** REQUEST **
Reproduce every row below without changing anything.
— START EXTRACTED INFORMATION —
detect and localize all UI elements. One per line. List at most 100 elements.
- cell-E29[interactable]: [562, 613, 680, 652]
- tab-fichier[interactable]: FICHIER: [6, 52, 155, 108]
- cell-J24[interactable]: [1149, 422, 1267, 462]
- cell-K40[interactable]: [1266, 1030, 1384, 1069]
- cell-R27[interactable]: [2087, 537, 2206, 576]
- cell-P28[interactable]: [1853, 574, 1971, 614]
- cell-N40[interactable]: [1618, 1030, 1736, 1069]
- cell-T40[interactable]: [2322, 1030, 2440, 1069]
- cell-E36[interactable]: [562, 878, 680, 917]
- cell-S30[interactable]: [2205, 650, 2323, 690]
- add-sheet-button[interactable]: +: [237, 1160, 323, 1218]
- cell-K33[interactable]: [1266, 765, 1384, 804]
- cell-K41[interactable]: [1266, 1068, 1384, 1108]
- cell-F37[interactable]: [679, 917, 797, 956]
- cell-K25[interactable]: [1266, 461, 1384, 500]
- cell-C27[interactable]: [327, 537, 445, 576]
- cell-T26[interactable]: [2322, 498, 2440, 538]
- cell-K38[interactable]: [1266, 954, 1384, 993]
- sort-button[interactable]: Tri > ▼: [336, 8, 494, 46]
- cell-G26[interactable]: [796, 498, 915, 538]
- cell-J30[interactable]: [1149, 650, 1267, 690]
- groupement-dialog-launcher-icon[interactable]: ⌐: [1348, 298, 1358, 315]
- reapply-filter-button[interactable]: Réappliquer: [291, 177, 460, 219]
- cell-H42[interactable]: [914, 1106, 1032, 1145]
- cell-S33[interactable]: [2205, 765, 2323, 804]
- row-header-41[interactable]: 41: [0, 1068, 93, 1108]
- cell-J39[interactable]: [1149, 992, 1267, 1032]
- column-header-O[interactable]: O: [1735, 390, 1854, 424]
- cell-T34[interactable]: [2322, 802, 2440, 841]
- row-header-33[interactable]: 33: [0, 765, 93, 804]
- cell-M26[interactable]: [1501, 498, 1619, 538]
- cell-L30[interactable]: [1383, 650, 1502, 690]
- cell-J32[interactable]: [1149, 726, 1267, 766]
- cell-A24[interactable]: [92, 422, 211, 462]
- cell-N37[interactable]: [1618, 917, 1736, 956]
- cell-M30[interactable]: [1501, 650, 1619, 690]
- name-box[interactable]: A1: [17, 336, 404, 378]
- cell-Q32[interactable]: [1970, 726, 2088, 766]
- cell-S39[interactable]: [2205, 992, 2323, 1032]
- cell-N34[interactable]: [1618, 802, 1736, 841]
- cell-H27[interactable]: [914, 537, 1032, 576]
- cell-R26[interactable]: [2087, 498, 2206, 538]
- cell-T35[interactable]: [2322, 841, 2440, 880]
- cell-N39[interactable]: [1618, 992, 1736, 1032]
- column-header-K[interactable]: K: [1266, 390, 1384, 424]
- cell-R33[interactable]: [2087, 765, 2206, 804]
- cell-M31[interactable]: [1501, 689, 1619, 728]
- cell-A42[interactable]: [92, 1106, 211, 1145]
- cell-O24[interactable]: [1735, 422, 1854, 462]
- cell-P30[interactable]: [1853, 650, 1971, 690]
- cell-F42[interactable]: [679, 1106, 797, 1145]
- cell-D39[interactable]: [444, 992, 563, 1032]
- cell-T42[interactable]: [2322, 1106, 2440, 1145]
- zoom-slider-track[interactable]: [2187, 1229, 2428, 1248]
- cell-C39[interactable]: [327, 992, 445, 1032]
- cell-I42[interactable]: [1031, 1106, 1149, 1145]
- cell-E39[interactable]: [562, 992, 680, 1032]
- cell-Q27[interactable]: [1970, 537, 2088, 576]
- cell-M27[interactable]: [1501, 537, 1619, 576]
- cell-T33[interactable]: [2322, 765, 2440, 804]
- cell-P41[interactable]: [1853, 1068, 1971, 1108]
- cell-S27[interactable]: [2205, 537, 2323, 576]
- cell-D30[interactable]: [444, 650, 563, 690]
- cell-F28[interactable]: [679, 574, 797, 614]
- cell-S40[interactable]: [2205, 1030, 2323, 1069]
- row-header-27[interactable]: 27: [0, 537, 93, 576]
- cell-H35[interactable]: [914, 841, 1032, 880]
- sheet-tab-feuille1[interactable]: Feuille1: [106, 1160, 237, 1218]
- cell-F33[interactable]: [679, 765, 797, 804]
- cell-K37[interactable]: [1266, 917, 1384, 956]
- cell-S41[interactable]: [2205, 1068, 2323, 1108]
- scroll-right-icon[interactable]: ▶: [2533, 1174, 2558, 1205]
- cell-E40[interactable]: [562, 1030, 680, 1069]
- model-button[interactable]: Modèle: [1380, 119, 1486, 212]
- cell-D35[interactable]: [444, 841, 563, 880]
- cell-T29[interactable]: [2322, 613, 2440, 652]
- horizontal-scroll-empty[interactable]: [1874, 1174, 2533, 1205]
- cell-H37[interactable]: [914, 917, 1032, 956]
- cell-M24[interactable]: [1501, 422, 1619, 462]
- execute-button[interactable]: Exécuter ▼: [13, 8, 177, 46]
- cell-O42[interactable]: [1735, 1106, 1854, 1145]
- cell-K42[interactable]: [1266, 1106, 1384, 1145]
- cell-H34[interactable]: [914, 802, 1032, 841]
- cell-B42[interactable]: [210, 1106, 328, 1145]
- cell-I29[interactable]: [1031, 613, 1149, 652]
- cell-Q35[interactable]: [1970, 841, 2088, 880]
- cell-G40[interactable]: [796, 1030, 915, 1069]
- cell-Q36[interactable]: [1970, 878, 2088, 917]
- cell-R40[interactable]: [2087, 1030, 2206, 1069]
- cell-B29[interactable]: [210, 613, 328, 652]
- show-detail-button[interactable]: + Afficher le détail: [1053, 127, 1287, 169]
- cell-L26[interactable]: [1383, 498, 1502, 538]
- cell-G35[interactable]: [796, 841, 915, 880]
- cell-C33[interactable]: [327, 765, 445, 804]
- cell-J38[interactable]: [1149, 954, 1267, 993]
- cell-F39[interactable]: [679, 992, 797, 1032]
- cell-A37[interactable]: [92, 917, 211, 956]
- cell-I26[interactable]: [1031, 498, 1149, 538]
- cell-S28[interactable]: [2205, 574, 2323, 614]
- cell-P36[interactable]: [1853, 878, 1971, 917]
— END EXTRACTED INFORMATION —
** COMPLETE OUTPUT **
detect and localize all UI elements. One per line. List at most 100 elements.
- cell-E29[interactable]: [562, 613, 680, 652]
- tab-fichier[interactable]: FICHIER: [6, 52, 155, 108]
- cell-J24[interactable]: [1149, 422, 1267, 462]
- cell-K40[interactable]: [1266, 1030, 1384, 1069]
- cell-R27[interactable]: [2087, 537, 2206, 576]
- cell-P28[interactable]: [1853, 574, 1971, 614]
- cell-N40[interactable]: [1618, 1030, 1736, 1069]
- cell-T40[interactable]: [2322, 1030, 2440, 1069]
- cell-E36[interactable]: [562, 878, 680, 917]
- cell-S30[interactable]: [2205, 650, 2323, 690]
- add-sheet-button[interactable]: +: [237, 1160, 323, 1218]
- cell-K33[interactable]: [1266, 765, 1384, 804]
- cell-K41[interactable]: [1266, 1068, 1384, 1108]
- cell-F37[interactable]: [679, 917, 797, 956]
- cell-K25[interactable]: [1266, 461, 1384, 500]
- cell-C27[interactable]: [327, 537, 445, 576]
- cell-T26[interactable]: [2322, 498, 2440, 538]
- cell-K38[interactable]: [1266, 954, 1384, 993]
- sort-button[interactable]: Tri > ▼: [336, 8, 494, 46]
- cell-G26[interactable]: [796, 498, 915, 538]
- cell-J30[interactable]: [1149, 650, 1267, 690]
- groupement-dialog-launcher-icon[interactable]: ⌐: [1348, 298, 1358, 315]
- reapply-filter-button[interactable]: Réappliquer: [291, 177, 460, 219]
- cell-H42[interactable]: [914, 1106, 1032, 1145]
- cell-S33[interactable]: [2205, 765, 2323, 804]
- row-header-41[interactable]: 41: [0, 1068, 93, 1108]
- cell-J39[interactable]: [1149, 992, 1267, 1032]
- column-header-O[interactable]: O: [1735, 390, 1854, 424]
- cell-T34[interactable]: [2322, 802, 2440, 841]
- row-header-33[interactable]: 33: [0, 765, 93, 804]
- cell-M26[interactable]: [1501, 498, 1619, 538]
- cell-L30[interactable]: [1383, 650, 1502, 690]
- cell-J32[interactable]: [1149, 726, 1267, 766]
- cell-A24[interactable]: [92, 422, 211, 462]
- cell-N37[interactable]: [1618, 917, 1736, 956]
- cell-M30[interactable]: [1501, 650, 1619, 690]
- name-box[interactable]: A1: [17, 336, 404, 378]
- cell-Q32[interactable]: [1970, 726, 2088, 766]
- cell-S39[interactable]: [2205, 992, 2323, 1032]
- cell-N34[interactable]: [1618, 802, 1736, 841]
- cell-H27[interactable]: [914, 537, 1032, 576]
- cell-R26[interactable]: [2087, 498, 2206, 538]
- cell-T35[interactable]: [2322, 841, 2440, 880]
- cell-N39[interactable]: [1618, 992, 1736, 1032]
- column-header-K[interactable]: K: [1266, 390, 1384, 424]
- cell-R33[interactable]: [2087, 765, 2206, 804]
- cell-M31[interactable]: [1501, 689, 1619, 728]
- cell-A42[interactable]: [92, 1106, 211, 1145]
- cell-O24[interactable]: [1735, 422, 1854, 462]
- cell-P30[interactable]: [1853, 650, 1971, 690]
- cell-F42[interactable]: [679, 1106, 797, 1145]
- cell-D39[interactable]: [444, 992, 563, 1032]
- cell-T42[interactable]: [2322, 1106, 2440, 1145]
- zoom-slider-track[interactable]: [2187, 1229, 2428, 1248]
- cell-C39[interactable]: [327, 992, 445, 1032]
- cell-I42[interactable]: [1031, 1106, 1149, 1145]
- cell-E39[interactable]: [562, 992, 680, 1032]
- cell-Q27[interactable]: [1970, 537, 2088, 576]
- cell-M27[interactable]: [1501, 537, 1619, 576]
- cell-T33[interactable]: [2322, 765, 2440, 804]
- cell-P41[interactable]: [1853, 1068, 1971, 1108]
- cell-S27[interactable]: [2205, 537, 2323, 576]
- cell-D30[interactable]: [444, 650, 563, 690]
- cell-F28[interactable]: [679, 574, 797, 614]
- cell-S40[interactable]: [2205, 1030, 2323, 1069]
- row-header-27[interactable]: 27: [0, 537, 93, 576]
- cell-H35[interactable]: [914, 841, 1032, 880]
- sheet-tab-feuille1[interactable]: Feuille1: [106, 1160, 237, 1218]
- cell-F33[interactable]: [679, 765, 797, 804]
- cell-K37[interactable]: [1266, 917, 1384, 956]
- cell-S41[interactable]: [2205, 1068, 2323, 1108]
- scroll-right-icon[interactable]: ▶: [2533, 1174, 2558, 1205]
- cell-E40[interactable]: [562, 1030, 680, 1069]
- model-button[interactable]: Modèle: [1380, 119, 1486, 212]
- cell-D35[interactable]: [444, 841, 563, 880]
- cell-T29[interactable]: [2322, 613, 2440, 652]
- horizontal-scroll-empty[interactable]: [1874, 1174, 2533, 1205]
- cell-H37[interactable]: [914, 917, 1032, 956]
- cell-M24[interactable]: [1501, 422, 1619, 462]
- execute-button[interactable]: Exécuter ▼: [13, 8, 177, 46]
- cell-O42[interactable]: [1735, 1106, 1854, 1145]
- cell-K42[interactable]: [1266, 1106, 1384, 1145]
- cell-H34[interactable]: [914, 802, 1032, 841]
- cell-B42[interactable]: [210, 1106, 328, 1145]
- cell-I29[interactable]: [1031, 613, 1149, 652]
- cell-Q35[interactable]: [1970, 841, 2088, 880]
- cell-G40[interactable]: [796, 1030, 915, 1069]
- cell-Q36[interactable]: [1970, 878, 2088, 917]
- cell-R40[interactable]: [2087, 1030, 2206, 1069]
- cell-B29[interactable]: [210, 613, 328, 652]
- show-detail-button[interactable]: + Afficher le détail: [1053, 127, 1287, 169]
- cell-L26[interactable]: [1383, 498, 1502, 538]
- cell-G35[interactable]: [796, 841, 915, 880]
- cell-C33[interactable]: [327, 765, 445, 804]
- cell-J38[interactable]: [1149, 954, 1267, 993]
- cell-F39[interactable]: [679, 992, 797, 1032]
- cell-A37[interactable]: [92, 917, 211, 956]
- cell-I26[interactable]: [1031, 498, 1149, 538]
- cell-S28[interactable]: [2205, 574, 2323, 614]
- cell-P36[interactable]: [1853, 878, 1971, 917]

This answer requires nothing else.